Please print the data below without any change, from the line containing "y-axis-title: Households — [36, 189, 53, 263]" through the line containing "What elements are".

Data for processing =
|---|
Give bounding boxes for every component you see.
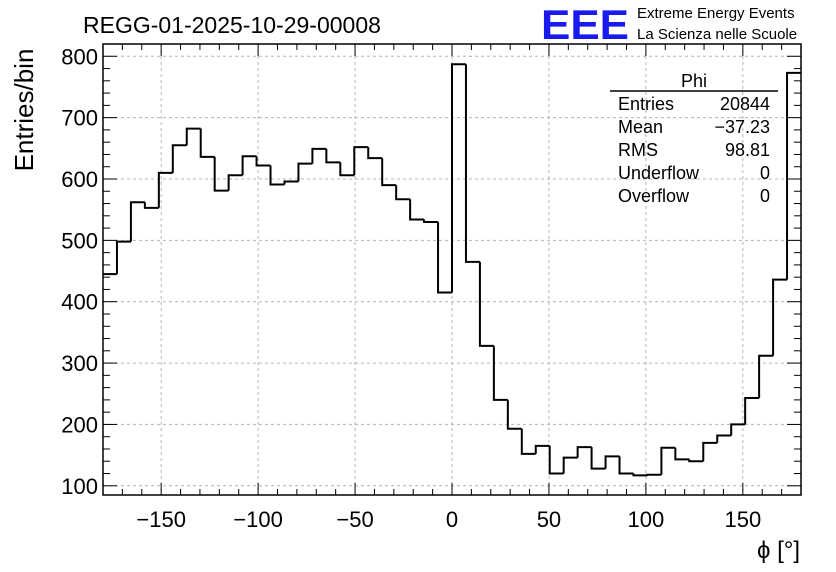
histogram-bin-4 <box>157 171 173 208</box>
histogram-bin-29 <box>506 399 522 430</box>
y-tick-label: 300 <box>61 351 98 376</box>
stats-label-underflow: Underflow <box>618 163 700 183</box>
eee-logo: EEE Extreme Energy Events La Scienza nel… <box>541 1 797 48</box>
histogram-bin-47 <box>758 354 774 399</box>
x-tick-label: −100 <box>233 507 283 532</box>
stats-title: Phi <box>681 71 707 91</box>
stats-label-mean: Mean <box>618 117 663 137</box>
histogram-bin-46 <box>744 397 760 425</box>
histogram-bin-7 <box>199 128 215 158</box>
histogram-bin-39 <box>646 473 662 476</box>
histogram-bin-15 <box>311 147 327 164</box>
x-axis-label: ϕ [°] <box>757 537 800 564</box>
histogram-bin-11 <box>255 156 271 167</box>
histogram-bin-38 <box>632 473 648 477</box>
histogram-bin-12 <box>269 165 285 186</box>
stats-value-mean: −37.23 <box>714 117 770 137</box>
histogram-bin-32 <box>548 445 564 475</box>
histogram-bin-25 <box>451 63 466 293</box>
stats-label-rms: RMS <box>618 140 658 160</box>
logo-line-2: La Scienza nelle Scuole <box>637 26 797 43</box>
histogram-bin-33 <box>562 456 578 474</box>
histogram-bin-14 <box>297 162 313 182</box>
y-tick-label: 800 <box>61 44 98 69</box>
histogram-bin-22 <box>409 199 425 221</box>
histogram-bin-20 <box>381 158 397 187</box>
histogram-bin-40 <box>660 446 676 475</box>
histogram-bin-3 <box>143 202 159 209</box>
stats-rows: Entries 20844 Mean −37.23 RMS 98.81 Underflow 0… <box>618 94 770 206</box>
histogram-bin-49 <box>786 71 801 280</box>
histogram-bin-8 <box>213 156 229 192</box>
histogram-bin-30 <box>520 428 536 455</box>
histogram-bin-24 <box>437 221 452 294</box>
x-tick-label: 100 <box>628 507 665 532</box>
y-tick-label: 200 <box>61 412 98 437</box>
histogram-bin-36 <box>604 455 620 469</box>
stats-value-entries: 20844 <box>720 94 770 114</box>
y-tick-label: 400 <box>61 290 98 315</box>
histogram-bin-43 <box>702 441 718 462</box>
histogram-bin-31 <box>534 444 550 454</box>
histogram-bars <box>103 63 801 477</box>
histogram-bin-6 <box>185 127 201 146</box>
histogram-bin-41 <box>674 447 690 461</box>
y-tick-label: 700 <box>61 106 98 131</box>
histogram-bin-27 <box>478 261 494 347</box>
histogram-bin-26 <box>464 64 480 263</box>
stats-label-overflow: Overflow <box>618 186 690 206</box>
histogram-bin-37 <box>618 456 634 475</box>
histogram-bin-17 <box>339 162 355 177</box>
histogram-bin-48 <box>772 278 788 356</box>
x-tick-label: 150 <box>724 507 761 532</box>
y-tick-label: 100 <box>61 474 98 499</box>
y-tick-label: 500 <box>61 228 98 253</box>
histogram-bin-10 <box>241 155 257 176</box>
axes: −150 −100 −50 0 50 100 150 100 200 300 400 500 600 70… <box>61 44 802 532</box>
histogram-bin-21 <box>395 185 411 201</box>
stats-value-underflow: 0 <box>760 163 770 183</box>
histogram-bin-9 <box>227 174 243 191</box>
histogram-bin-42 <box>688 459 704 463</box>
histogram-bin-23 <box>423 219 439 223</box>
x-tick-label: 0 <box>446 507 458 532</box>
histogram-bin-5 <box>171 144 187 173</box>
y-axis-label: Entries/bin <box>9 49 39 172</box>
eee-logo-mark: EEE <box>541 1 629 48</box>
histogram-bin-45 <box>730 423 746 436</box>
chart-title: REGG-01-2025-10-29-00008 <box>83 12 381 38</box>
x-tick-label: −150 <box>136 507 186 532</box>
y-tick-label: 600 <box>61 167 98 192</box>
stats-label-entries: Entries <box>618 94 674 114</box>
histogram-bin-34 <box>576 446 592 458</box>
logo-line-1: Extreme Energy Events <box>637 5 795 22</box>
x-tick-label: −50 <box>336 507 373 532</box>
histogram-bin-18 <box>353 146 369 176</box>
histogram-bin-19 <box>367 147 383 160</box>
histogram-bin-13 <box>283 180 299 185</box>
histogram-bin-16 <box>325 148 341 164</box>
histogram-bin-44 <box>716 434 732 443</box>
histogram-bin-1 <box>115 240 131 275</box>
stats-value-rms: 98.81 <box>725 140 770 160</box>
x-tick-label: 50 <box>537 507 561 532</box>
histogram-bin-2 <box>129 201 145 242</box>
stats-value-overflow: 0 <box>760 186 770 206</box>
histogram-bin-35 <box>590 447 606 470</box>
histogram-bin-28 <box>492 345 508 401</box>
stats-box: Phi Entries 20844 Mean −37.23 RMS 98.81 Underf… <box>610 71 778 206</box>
|---|
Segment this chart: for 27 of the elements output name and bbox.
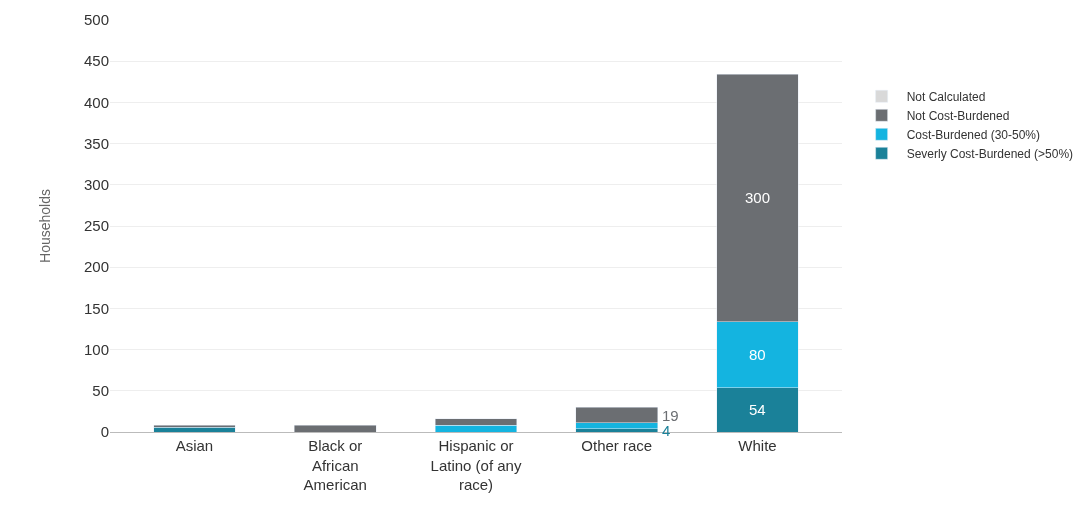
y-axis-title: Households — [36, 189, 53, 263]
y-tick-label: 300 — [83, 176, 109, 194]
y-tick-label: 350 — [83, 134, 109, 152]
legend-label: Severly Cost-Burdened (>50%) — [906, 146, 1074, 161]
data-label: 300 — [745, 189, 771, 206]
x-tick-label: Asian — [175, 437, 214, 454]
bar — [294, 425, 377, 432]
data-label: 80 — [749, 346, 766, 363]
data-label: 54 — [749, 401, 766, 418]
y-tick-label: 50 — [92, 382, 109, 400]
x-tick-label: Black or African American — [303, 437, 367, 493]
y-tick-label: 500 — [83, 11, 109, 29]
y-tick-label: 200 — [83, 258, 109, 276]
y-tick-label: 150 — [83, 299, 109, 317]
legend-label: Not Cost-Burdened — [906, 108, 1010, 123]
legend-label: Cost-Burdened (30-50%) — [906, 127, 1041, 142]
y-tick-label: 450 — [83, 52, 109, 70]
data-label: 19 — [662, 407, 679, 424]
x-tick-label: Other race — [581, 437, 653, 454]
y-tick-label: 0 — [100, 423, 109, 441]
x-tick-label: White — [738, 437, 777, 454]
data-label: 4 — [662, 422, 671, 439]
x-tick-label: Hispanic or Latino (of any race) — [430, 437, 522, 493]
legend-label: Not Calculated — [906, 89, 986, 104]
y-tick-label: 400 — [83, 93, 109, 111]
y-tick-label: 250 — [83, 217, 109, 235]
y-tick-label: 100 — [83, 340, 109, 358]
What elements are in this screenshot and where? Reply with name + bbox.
|---|
Result for this exercise =
y-axis-title: Households — [36, 189, 53, 263]
y-tick-label: 300 — [83, 176, 109, 194]
y-tick-label: 350 — [83, 134, 109, 152]
legend-label: Severly Cost-Burdened (>50%) — [906, 146, 1074, 161]
data-label: 300 — [745, 189, 771, 206]
x-tick-label: Asian — [175, 437, 214, 454]
bar — [294, 425, 377, 432]
data-label: 80 — [749, 346, 766, 363]
data-label: 54 — [749, 401, 766, 418]
y-tick-label: 50 — [92, 382, 109, 400]
x-tick-label: Black or African American — [303, 437, 367, 493]
y-tick-label: 500 — [83, 11, 109, 29]
y-tick-label: 200 — [83, 258, 109, 276]
y-tick-label: 150 — [83, 299, 109, 317]
legend-label: Not Cost-Burdened — [906, 108, 1010, 123]
legend-label: Cost-Burdened (30-50%) — [906, 127, 1041, 142]
y-tick-label: 450 — [83, 52, 109, 70]
data-label: 19 — [662, 407, 679, 424]
x-tick-label: Other race — [581, 437, 653, 454]
y-tick-label: 0 — [100, 423, 109, 441]
x-tick-label: White — [738, 437, 777, 454]
data-label: 4 — [662, 422, 671, 439]
x-tick-label: Hispanic or Latino (of any race) — [430, 437, 522, 493]
legend-label: Not Calculated — [906, 89, 986, 104]
y-tick-label: 400 — [83, 93, 109, 111]
y-tick-label: 250 — [83, 217, 109, 235]
y-tick-label: 100 — [83, 340, 109, 358]
What elements are in this screenshot and where? Reply with name + bbox.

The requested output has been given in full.